Objective = Below are some records; retype all of them exactly.

Data to use =
────────────────────────────────────────

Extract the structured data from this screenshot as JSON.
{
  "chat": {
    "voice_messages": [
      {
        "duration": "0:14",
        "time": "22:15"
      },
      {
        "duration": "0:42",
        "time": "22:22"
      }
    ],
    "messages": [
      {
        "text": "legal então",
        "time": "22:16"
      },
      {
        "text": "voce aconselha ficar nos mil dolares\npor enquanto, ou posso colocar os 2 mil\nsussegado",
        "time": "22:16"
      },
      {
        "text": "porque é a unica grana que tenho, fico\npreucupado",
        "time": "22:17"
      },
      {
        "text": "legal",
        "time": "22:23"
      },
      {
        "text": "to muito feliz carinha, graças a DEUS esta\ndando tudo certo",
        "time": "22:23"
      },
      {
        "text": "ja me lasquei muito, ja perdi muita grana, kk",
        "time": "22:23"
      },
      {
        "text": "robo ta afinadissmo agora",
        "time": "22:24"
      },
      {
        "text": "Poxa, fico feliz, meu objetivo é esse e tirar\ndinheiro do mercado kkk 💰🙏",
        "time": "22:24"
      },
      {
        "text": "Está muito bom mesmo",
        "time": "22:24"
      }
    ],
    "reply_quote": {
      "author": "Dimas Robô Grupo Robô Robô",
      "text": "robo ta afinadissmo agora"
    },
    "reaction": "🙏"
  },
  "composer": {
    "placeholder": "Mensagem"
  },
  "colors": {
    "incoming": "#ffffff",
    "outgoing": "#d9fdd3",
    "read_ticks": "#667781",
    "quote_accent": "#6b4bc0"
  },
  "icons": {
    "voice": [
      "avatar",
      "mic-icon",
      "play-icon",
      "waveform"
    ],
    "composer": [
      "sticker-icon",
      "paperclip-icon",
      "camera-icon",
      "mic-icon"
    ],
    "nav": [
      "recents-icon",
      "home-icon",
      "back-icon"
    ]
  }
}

────────────────────────────────────────

Problem solution =
Extract the structured data from this screenshot as JSON.
{
  "chat": {
    "voice_messages": [
      {
        "duration": "0:14",
        "time": "22:15"
      },
      {
        "duration": "0:42",
        "time": "22:22"
      }
    ],
    "messages": [
      {
        "text": "legal então",
        "time": "22:16"
      },
      {
        "text": "voce aconselha ficar nos mil dolares\npor enquanto, ou posso colocar os 2 mil\nsussegado",
        "time": "22:16"
      },
      {
        "text": "porque é a unica grana que tenho, fico\npreucupado",
        "time": "22:17"
      },
      {
        "text": "legal",
        "time": "22:23"
      },
      {
        "text": "to muito feliz carinha, graças a DEUS esta\ndando tudo certo",
        "time": "22:23"
      },
      {
        "text": "ja me lasquei muito, ja perdi muita grana, kk",
        "time": "22:23"
      },
      {
        "text": "robo ta afinadissmo agora",
        "time": "22:24"
      },
      {
        "text": "Poxa, fico feliz, meu objetivo é esse e tirar\ndinheiro do mercado kkk 💰🙏",
        "time": "22:24"
      },
      {
        "text": "Está muito bom mesmo",
        "time": "22:24"
      }
    ],
    "reply_quote": {
      "author": "Dimas Robô Grupo Robô Robô",
      "text": "robo ta afinadissmo agora"
    },
    "reaction": "🙏"
  },
  "composer": {
    "placeholder": "Mensagem"
  },
  "colors": {
    "incoming": "#ffffff",
    "outgoing": "#d9fdd3",
    "read_ticks": "#667781",
    "quote_accent": "#6b4bc0"
  },
  "icons": {
    "voice": [
      "avatar",
      "mic-icon",
      "play-icon",
      "waveform"
    ],
    "composer": [
      "sticker-icon",
      "paperclip-icon",
      "camera-icon",
      "mic-icon"
    ],
    "nav": [
      "recents-icon",
      "home-icon",
      "back-icon"
    ]
  }
}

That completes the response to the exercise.